*Written instruction*: Give an exact copy of every line, leaving images out.

*Working data*:
^^^^^^^^

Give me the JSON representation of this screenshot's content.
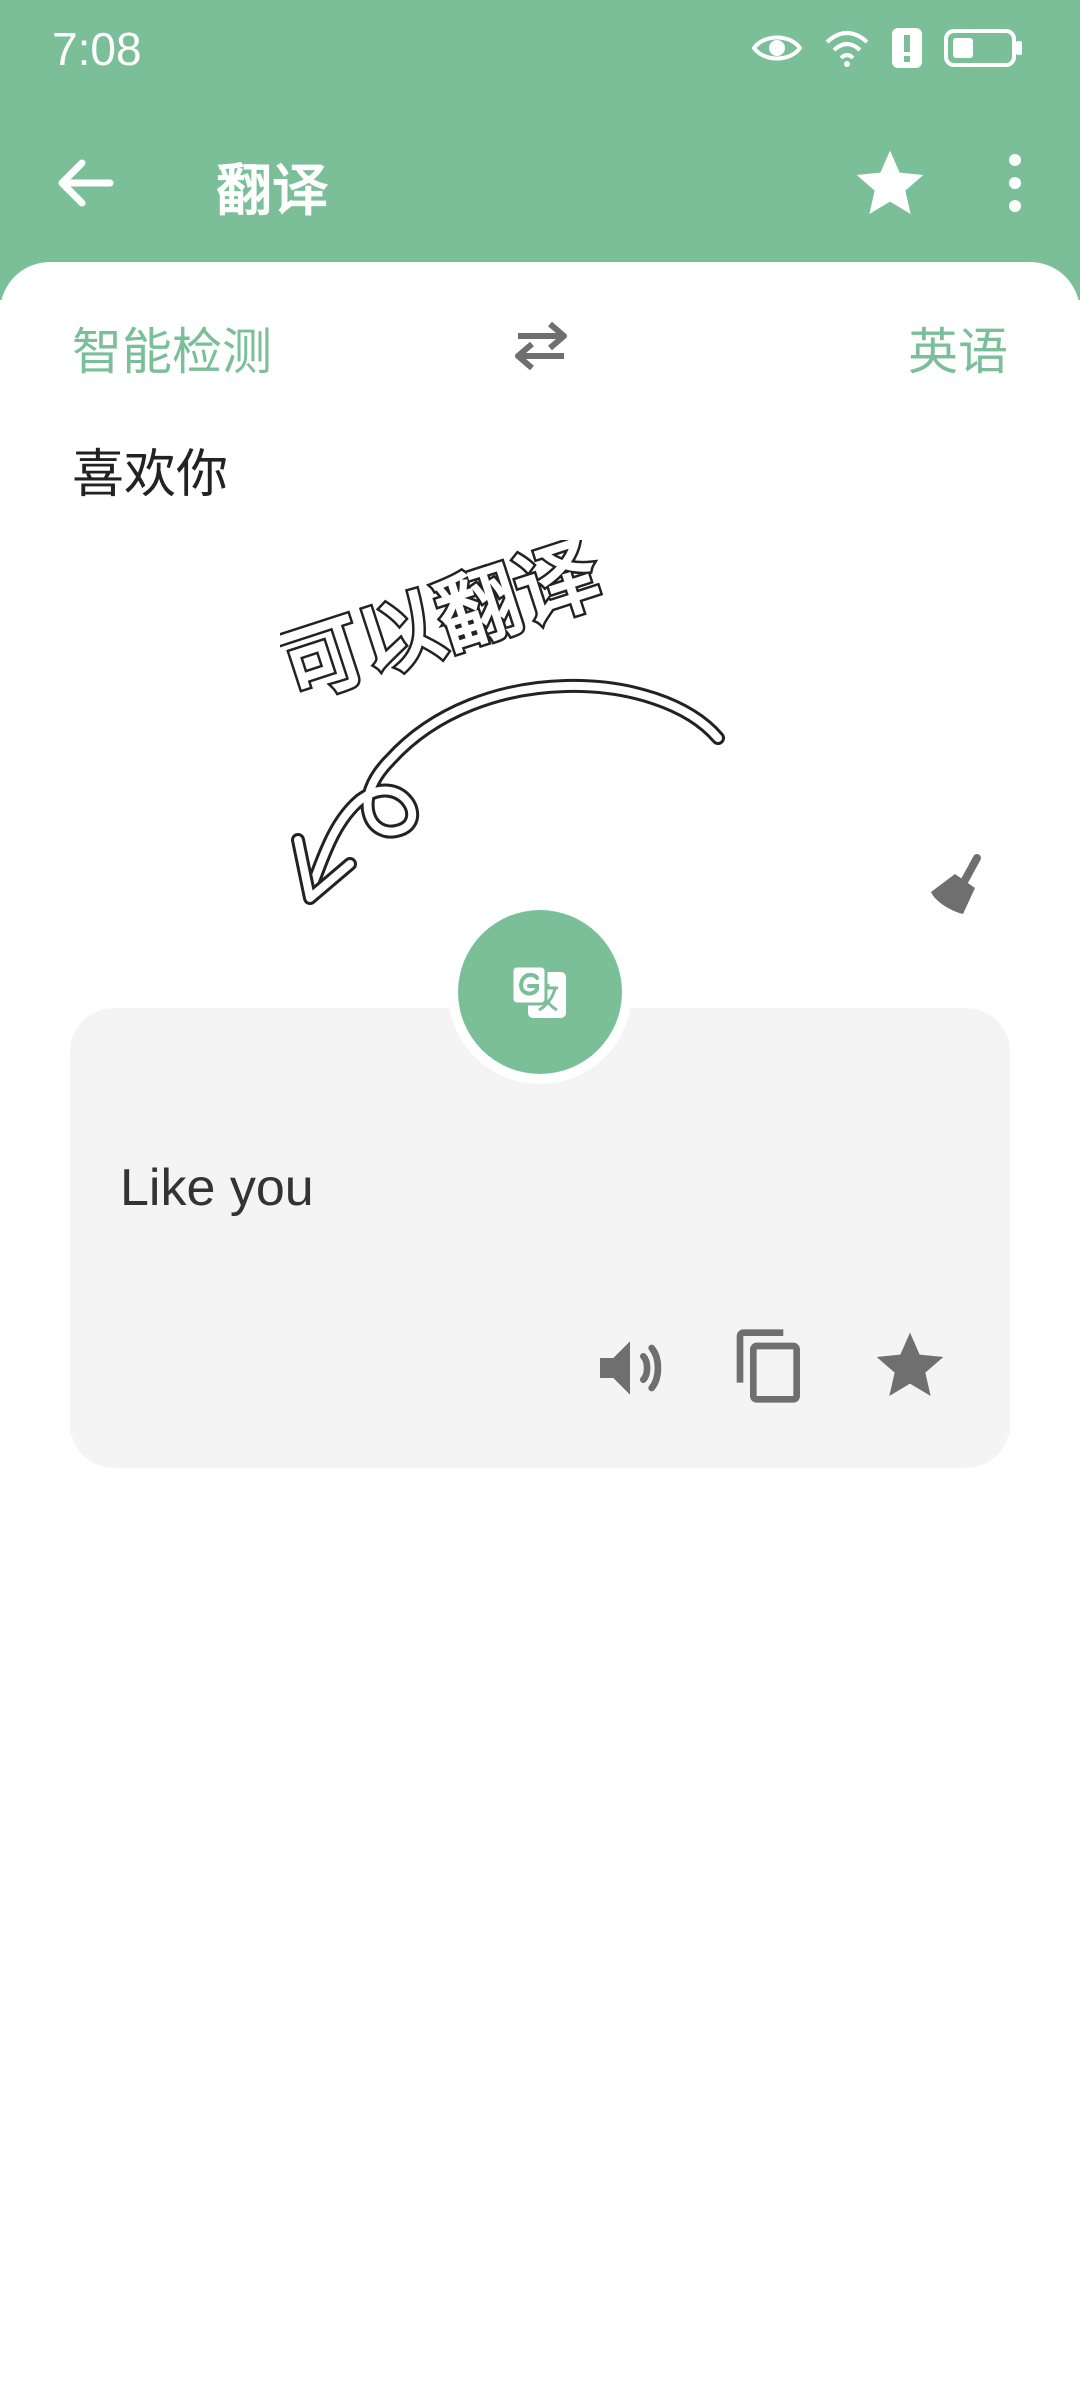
{
  "status_bar": {
    "time": "7:08",
    "icons": [
      "eye-icon",
      "wifi-icon",
      "alert-icon",
      "battery-icon"
    ]
  },
  "app_bar": {
    "title": "翻译",
    "back_icon": "arrow-back-icon",
    "star_icon": "star-icon",
    "more_icon": "more-vert-icon"
  },
  "languages": {
    "source": "智能检测",
    "target": "英语",
    "swap_icon": "swap-horiz-icon"
  },
  "input": {
    "text": "喜欢你"
  },
  "sticker": {
    "text": "可以翻译"
  },
  "result": {
    "text": "Like you",
    "actions": [
      "volume-icon",
      "copy-icon",
      "star-icon"
    ]
  },
  "colors": {
    "accent": "#7bbf99",
    "card": "#f4f4f4",
    "icon_gray": "#6f6f6f"
  }
}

^^^^^^^^

*Solution to this task*:
Give me the JSON representation of this screenshot's content.
{
  "status_bar": {
    "time": "7:08",
    "icons": [
      "eye-icon",
      "wifi-icon",
      "alert-icon",
      "battery-icon"
    ]
  },
  "app_bar": {
    "title": "翻译",
    "back_icon": "arrow-back-icon",
    "star_icon": "star-icon",
    "more_icon": "more-vert-icon"
  },
  "languages": {
    "source": "智能检测",
    "target": "英语",
    "swap_icon": "swap-horiz-icon"
  },
  "input": {
    "text": "喜欢你"
  },
  "sticker": {
    "text": "可以翻译"
  },
  "result": {
    "text": "Like you",
    "actions": [
      "volume-icon",
      "copy-icon",
      "star-icon"
    ]
  },
  "colors": {
    "accent": "#7bbf99",
    "card": "#f4f4f4",
    "icon_gray": "#6f6f6f"
  }
}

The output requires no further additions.